#### [WORK TO COMPLETE]
Reproduce every entry that follows word for word, but omit the images.

— Begin EXERCISE INPUTS —

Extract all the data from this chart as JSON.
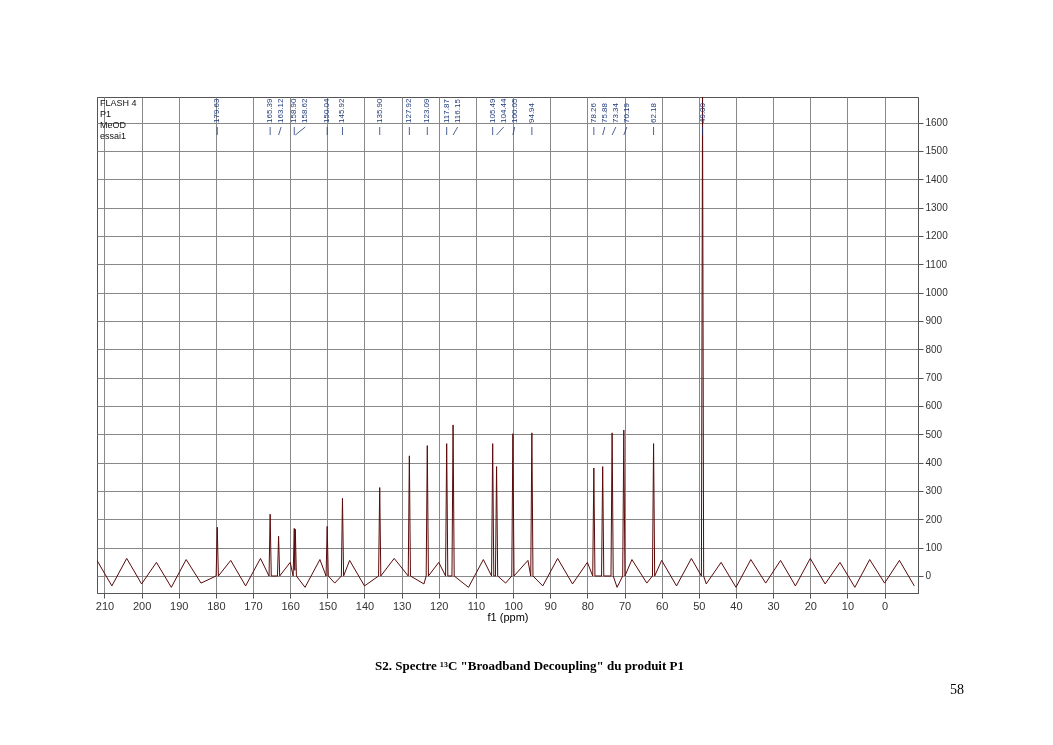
{
  "chart_data": {
    "type": "line",
    "title": "S2. Spectre ¹³C \"Broadband Decoupling\" du produit P1",
    "xlabel": "f1 (ppm)",
    "xlim": [
      212,
      -9
    ],
    "ylim": [
      -60,
      1690
    ],
    "xticks": [
      210,
      200,
      190,
      180,
      170,
      160,
      150,
      140,
      130,
      120,
      110,
      100,
      90,
      80,
      70,
      60,
      50,
      40,
      30,
      20,
      10,
      0
    ],
    "yticks": [
      0,
      100,
      200,
      300,
      400,
      500,
      600,
      700,
      800,
      900,
      1000,
      1100,
      1200,
      1300,
      1400,
      1500,
      1600
    ],
    "grid": true,
    "marker": "none",
    "line_style": "solid",
    "series": [
      {
        "color": "#5a0a0a",
        "x": [
          212,
          208,
          204,
          200,
          196,
          192,
          188,
          184,
          179.93,
          179.63,
          179.33,
          176,
          172,
          168,
          165.69,
          165.39,
          165.09,
          163.42,
          163.12,
          162.82,
          160,
          159.2,
          158.9,
          158.76,
          158.62,
          158.32,
          156,
          152,
          150.34,
          150.04,
          149.74,
          148,
          146.22,
          145.92,
          145.62,
          144,
          140,
          136.2,
          135.9,
          135.6,
          132,
          128.22,
          127.92,
          127.62,
          124,
          123.39,
          123.09,
          122.79,
          120,
          118.17,
          117.87,
          117.57,
          116.45,
          116.15,
          115.85,
          112,
          108,
          105.79,
          105.49,
          105.19,
          104.74,
          104.44,
          104.14,
          102,
          100.35,
          100.05,
          99.75,
          96,
          95.24,
          94.94,
          94.64,
          92,
          88,
          84,
          80,
          78.56,
          78.26,
          77.96,
          76.18,
          75.88,
          75.58,
          73.64,
          73.34,
          73.04,
          72,
          70.49,
          70.19,
          69.89,
          68,
          64,
          62.48,
          62.18,
          61.88,
          60,
          56,
          52,
          49.3,
          49,
          48.7,
          48,
          44,
          40,
          36,
          32,
          28,
          24,
          20,
          16,
          12,
          8,
          4,
          0,
          -4,
          -8
        ],
        "values": [
          55,
          -35,
          62,
          -28,
          48,
          -40,
          58,
          -25,
          0,
          172,
          0,
          55,
          -35,
          62,
          0,
          218,
          0,
          0,
          140,
          0,
          48,
          0,
          168,
          20,
          165,
          0,
          -40,
          58,
          0,
          175,
          0,
          -25,
          0,
          274,
          0,
          55,
          -35,
          0,
          312,
          0,
          62,
          0,
          424,
          0,
          -28,
          0,
          460,
          0,
          48,
          0,
          467,
          0,
          0,
          533,
          0,
          -40,
          58,
          0,
          467,
          0,
          0,
          386,
          0,
          -25,
          0,
          502,
          0,
          55,
          0,
          505,
          0,
          -35,
          62,
          -28,
          48,
          0,
          381,
          0,
          0,
          386,
          0,
          0,
          505,
          0,
          -40,
          0,
          515,
          0,
          58,
          -25,
          0,
          467,
          0,
          55,
          -35,
          62,
          0,
          1690,
          0,
          -28,
          48,
          -40,
          58,
          -25,
          55,
          -35,
          62,
          -28,
          48,
          -40,
          58,
          -25,
          55,
          -35
        ]
      }
    ],
    "annotations": [
      "FLASH 4",
      "P1",
      "MeOD",
      "essai1",
      {
        "text": "179.63",
        "x": 179.63
      },
      {
        "text": "165.39",
        "x": 165.39
      },
      {
        "text": "163.12",
        "x": 163.12
      },
      {
        "text": "158.90",
        "x": 158.9
      },
      {
        "text": "158.62",
        "x": 158.62
      },
      {
        "text": "150.04",
        "x": 150.04
      },
      {
        "text": "145.92",
        "x": 145.92
      },
      {
        "text": "135.90",
        "x": 135.9
      },
      {
        "text": "127.92",
        "x": 127.92
      },
      {
        "text": "123.09",
        "x": 123.09
      },
      {
        "text": "117.87",
        "x": 117.87
      },
      {
        "text": "116.15",
        "x": 116.15
      },
      {
        "text": "105.49",
        "x": 105.49
      },
      {
        "text": "104.44",
        "x": 104.44
      },
      {
        "text": "100.05",
        "x": 100.05
      },
      {
        "text": "94.94",
        "x": 94.94
      },
      {
        "text": "78.26",
        "x": 78.26
      },
      {
        "text": "75.88",
        "x": 75.88
      },
      {
        "text": "73.34",
        "x": 73.34
      },
      {
        "text": "70.19",
        "x": 70.19
      },
      {
        "text": "62.18",
        "x": 62.18
      },
      {
        "text": "49.00",
        "x": 49
      },
      "58"
    ]
  }
}
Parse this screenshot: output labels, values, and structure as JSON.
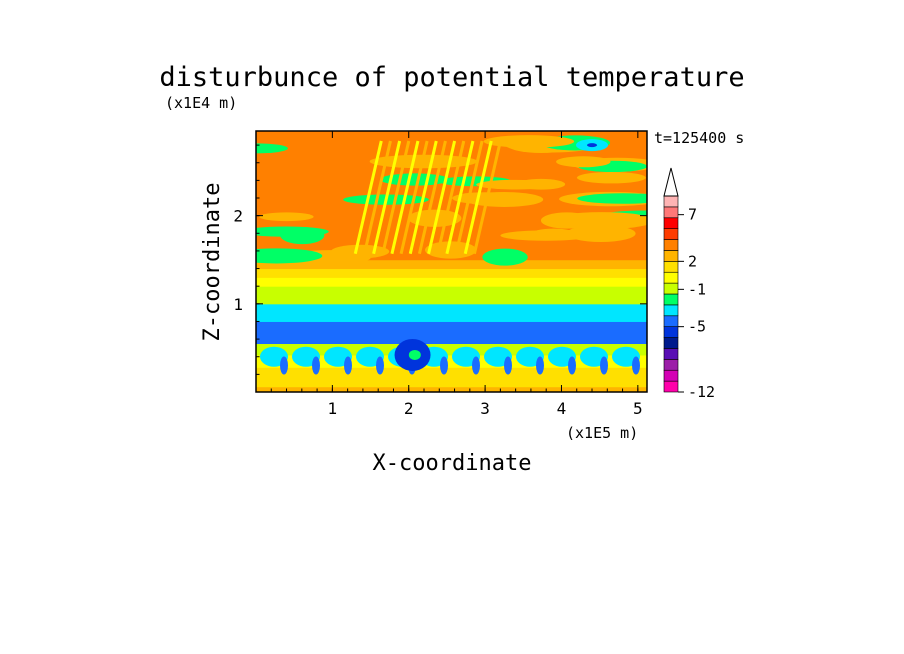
{
  "chart_data": {
    "type": "heatmap",
    "title": "disturbunce of potential temperature",
    "xlabel": "X-coordinate",
    "ylabel": "Z-coordinate",
    "x_unit": "(x1E5 m)",
    "y_unit": "(x1E4 m)",
    "time_label": "t=125400 s",
    "xlim": [
      0,
      5.12
    ],
    "ylim": [
      0,
      2.96
    ],
    "x_ticks": [
      "1",
      "2",
      "3",
      "4",
      "5"
    ],
    "y_ticks": [
      "1",
      "2"
    ],
    "x_tick_values": [
      1,
      2,
      3,
      4,
      5
    ],
    "y_tick_values": [
      1,
      2
    ],
    "colorbar": {
      "levels": [
        -12,
        -11,
        -10,
        -9,
        -8,
        -7,
        -6,
        -5,
        -4,
        -3,
        -2,
        -1,
        0,
        1,
        2,
        3,
        4,
        5,
        6,
        7,
        8,
        9
      ],
      "labels": [
        "-12",
        "-5",
        "-1",
        "2",
        "7"
      ],
      "label_values": [
        -12,
        -5,
        -1,
        2,
        7
      ],
      "colors": [
        "#ff00aa",
        "#d400b4",
        "#9c1ea8",
        "#5a0fb4",
        "#001a8c",
        "#0034dc",
        "#1a6cff",
        "#00e6ff",
        "#00ff66",
        "#c8ff00",
        "#ffff00",
        "#ffe000",
        "#ffb400",
        "#ff8000",
        "#ff3c00",
        "#ff0000",
        "#ff7878",
        "#ffb4b4"
      ],
      "extend": "max"
    },
    "bands": [
      {
        "z": [
          0.0,
          0.06
        ],
        "value": 0.5
      },
      {
        "z": [
          0.06,
          0.14
        ],
        "value": -0.5
      },
      {
        "z": [
          0.14,
          0.28
        ],
        "value": -1.0
      },
      {
        "z": [
          0.28,
          0.42
        ],
        "value": -2.0
      },
      {
        "z": [
          0.42,
          0.55
        ],
        "value": -3.0
      },
      {
        "z": [
          0.55,
          0.8
        ],
        "value": -5.5
      },
      {
        "z": [
          0.8,
          1.0
        ],
        "value": -4.5
      },
      {
        "z": [
          1.0,
          1.2
        ],
        "value": -3.0
      },
      {
        "z": [
          1.2,
          1.3
        ],
        "value": -2.0
      },
      {
        "z": [
          1.3,
          1.4
        ],
        "value": -1.0
      },
      {
        "z": [
          1.4,
          1.5
        ],
        "value": 0.0
      },
      {
        "z": [
          1.5,
          2.96
        ],
        "value": 1.5
      }
    ]
  }
}
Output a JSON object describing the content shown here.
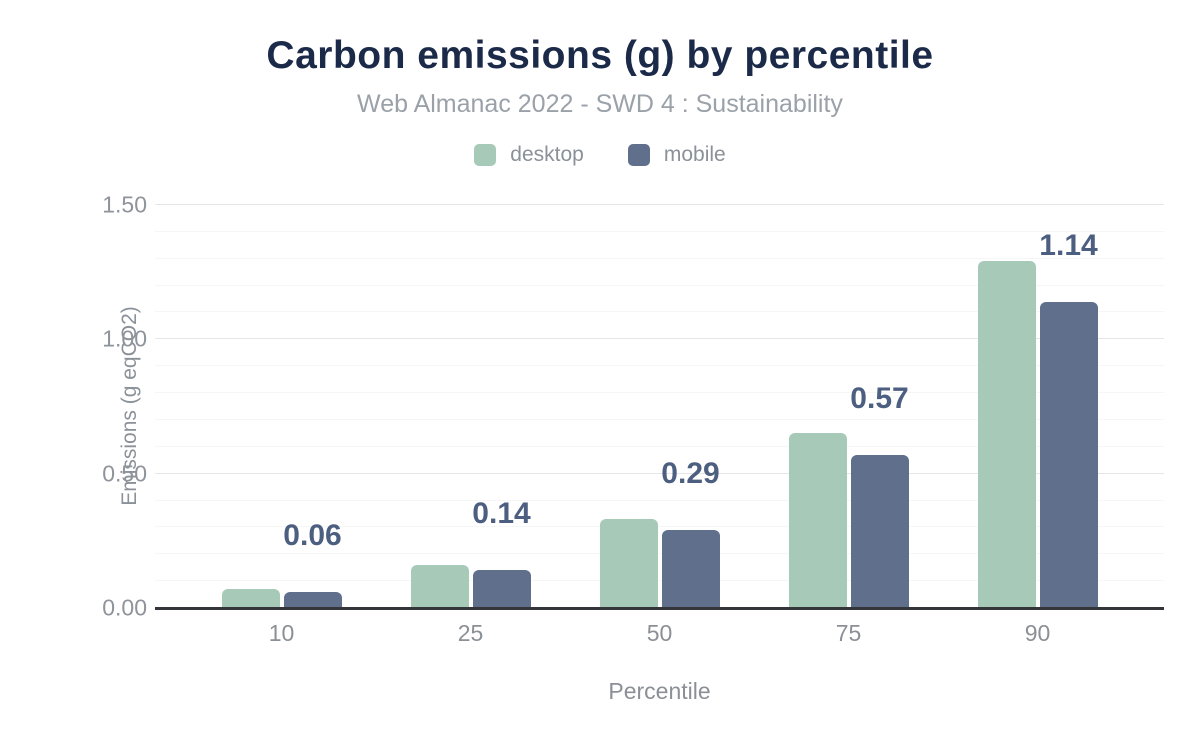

— End EXERCISE INPUTS —

#### [OUTPUT FOR THIS EXERCISE]
Extract all the data from this chart as JSON.
{
  "chart_data": {
    "type": "line",
    "title": "S2. Spectre ¹³C \"Broadband Decoupling\" du produit P1",
    "xlabel": "f1 (ppm)",
    "xlim": [
      212,
      -9
    ],
    "ylim": [
      -60,
      1690
    ],
    "xticks": [
      210,
      200,
      190,
      180,
      170,
      160,
      150,
      140,
      130,
      120,
      110,
      100,
      90,
      80,
      70,
      60,
      50,
      40,
      30,
      20,
      10,
      0
    ],
    "yticks": [
      0,
      100,
      200,
      300,
      400,
      500,
      600,
      700,
      800,
      900,
      1000,
      1100,
      1200,
      1300,
      1400,
      1500,
      1600
    ],
    "grid": true,
    "marker": "none",
    "line_style": "solid",
    "series": [
      {
        "color": "#5a0a0a",
        "x": [
          212,
          208,
          204,
          200,
          196,
          192,
          188,
          184,
          179.93,
          179.63,
          179.33,
          176,
          172,
          168,
          165.69,
          165.39,
          165.09,
          163.42,
          163.12,
          162.82,
          160,
          159.2,
          158.9,
          158.76,
          158.62,
          158.32,
          156,
          152,
          150.34,
          150.04,
          149.74,
          148,
          146.22,
          145.92,
          145.62,
          144,
          140,
          136.2,
          135.9,
          135.6,
          132,
          128.22,
          127.92,
          127.62,
          124,
          123.39,
          123.09,
          122.79,
          120,
          118.17,
          117.87,
          117.57,
          116.45,
          116.15,
          115.85,
          112,
          108,
          105.79,
          105.49,
          105.19,
          104.74,
          104.44,
          104.14,
          102,
          100.35,
          100.05,
          99.75,
          96,
          95.24,
          94.94,
          94.64,
          92,
          88,
          84,
          80,
          78.56,
          78.26,
          77.96,
          76.18,
          75.88,
          75.58,
          73.64,
          73.34,
          73.04,
          72,
          70.49,
          70.19,
          69.89,
          68,
          64,
          62.48,
          62.18,
          61.88,
          60,
          56,
          52,
          49.3,
          49,
          48.7,
          48,
          44,
          40,
          36,
          32,
          28,
          24,
          20,
          16,
          12,
          8,
          4,
          0,
          -4,
          -8
        ],
        "values": [
          55,
          -35,
          62,
          -28,
          48,
          -40,
          58,
          -25,
          0,
          172,
          0,
          55,
          -35,
          62,
          0,
          218,
          0,
          0,
          140,
          0,
          48,
          0,
          168,
          20,
          165,
          0,
          -40,
          58,
          0,
          175,
          0,
          -25,
          0,
          274,
          0,
          55,
          -35,
          0,
          312,
          0,
          62,
          0,
          424,
          0,
          -28,
          0,
          460,
          0,
          48,
          0,
          467,
          0,
          0,
          533,
          0,
          -40,
          58,
          0,
          467,
          0,
          0,
          386,
          0,
          -25,
          0,
          502,
          0,
          55,
          0,
          505,
          0,
          -35,
          62,
          -28,
          48,
          0,
          381,
          0,
          0,
          386,
          0,
          0,
          505,
          0,
          -40,
          0,
          515,
          0,
          58,
          -25,
          0,
          467,
          0,
          55,
          -35,
          62,
          0,
          1690,
          0,
          -28,
          48,
          -40,
          58,
          -25,
          55,
          -35,
          62,
          -28,
          48,
          -40,
          58,
          -25,
          55,
          -35
        ]
      }
    ],
    "annotations": [
      "FLASH 4",
      "P1",
      "MeOD",
      "essai1",
      {
        "text": "179.63",
        "x": 179.63
      },
      {
        "text": "165.39",
        "x": 165.39
      },
      {
        "text": "163.12",
        "x": 163.12
      },
      {
        "text": "158.90",
        "x": 158.9
      },
      {
        "text": "158.62",
        "x": 158.62
      },
      {
        "text": "150.04",
        "x": 150.04
      },
      {
        "text": "145.92",
        "x": 145.92
      },
      {
        "text": "135.90",
        "x": 135.9
      },
      {
        "text": "127.92",
        "x": 127.92
      },
      {
        "text": "123.09",
        "x": 123.09
      },
      {
        "text": "117.87",
        "x": 117.87
      },
      {
        "text": "116.15",
        "x": 116.15
      },
      {
        "text": "105.49",
        "x": 105.49
      },
      {
        "text": "104.44",
        "x": 104.44
      },
      {
        "text": "100.05",
        "x": 100.05
      },
      {
        "text": "94.94",
        "x": 94.94
      },
      {
        "text": "78.26",
        "x": 78.26
      },
      {
        "text": "75.88",
        "x": 75.88
      },
      {
        "text": "73.34",
        "x": 73.34
      },
      {
        "text": "70.19",
        "x": 70.19
      },
      {
        "text": "62.18",
        "x": 62.18
      },
      {
        "text": "49.00",
        "x": 49
      },
      "58"
    ]
  }
}
Parse this screenshot: output labels, values, and structure as JSON.
{
  "chart_data": {
    "type": "heatmap",
    "title": "disturbunce of potential temperature",
    "xlabel": "X-coordinate",
    "ylabel": "Z-coordinate",
    "x_unit": "(x1E5 m)",
    "y_unit": "(x1E4 m)",
    "time_label": "t=125400 s",
    "xlim": [
      0,
      5.12
    ],
    "ylim": [
      0,
      2.96
    ],
    "x_ticks": [
      "1",
      "2",
      "3",
      "4",
      "5"
    ],
    "y_ticks": [
      "1",
      "2"
    ],
    "x_tick_values": [
      1,
      2,
      3,
      4,
      5
    ],
    "y_tick_values": [
      1,
      2
    ],
    "colorbar": {
      "levels": [
        -12,
        -11,
        -10,
        -9,
        -8,
        -7,
        -6,
        -5,
        -4,
        -3,
        -2,
        -1,
        0,
        1,
        2,
        3,
        4,
        5,
        6,
        7,
        8,
        9
      ],
      "labels": [
        "-12",
        "-5",
        "-1",
        "2",
        "7"
      ],
      "label_values": [
        -12,
        -5,
        -1,
        2,
        7
      ],
      "colors": [
        "#ff00aa",
        "#d400b4",
        "#9c1ea8",
        "#5a0fb4",
        "#001a8c",
        "#0034dc",
        "#1a6cff",
        "#00e6ff",
        "#00ff66",
        "#c8ff00",
        "#ffff00",
        "#ffe000",
        "#ffb400",
        "#ff8000",
        "#ff3c00",
        "#ff0000",
        "#ff7878",
        "#ffb4b4"
      ],
      "extend": "max"
    },
    "bands": [
      {
        "z": [
          0.0,
          0.06
        ],
        "value": 0.5
      },
      {
        "z": [
          0.06,
          0.14
        ],
        "value": -0.5
      },
      {
        "z": [
          0.14,
          0.28
        ],
        "value": -1.0
      },
      {
        "z": [
          0.28,
          0.42
        ],
        "value": -2.0
      },
      {
        "z": [
          0.42,
          0.55
        ],
        "value": -3.0
      },
      {
        "z": [
          0.55,
          0.8
        ],
        "value": -5.5
      },
      {
        "z": [
          0.8,
          1.0
        ],
        "value": -4.5
      },
      {
        "z": [
          1.0,
          1.2
        ],
        "value": -3.0
      },
      {
        "z": [
          1.2,
          1.3
        ],
        "value": -2.0
      },
      {
        "z": [
          1.3,
          1.4
        ],
        "value": -1.0
      },
      {
        "z": [
          1.4,
          1.5
        ],
        "value": 0.0
      },
      {
        "z": [
          1.5,
          2.96
        ],
        "value": 1.5
      }
    ]
  }
}
Output a JSON object describing the content shown here.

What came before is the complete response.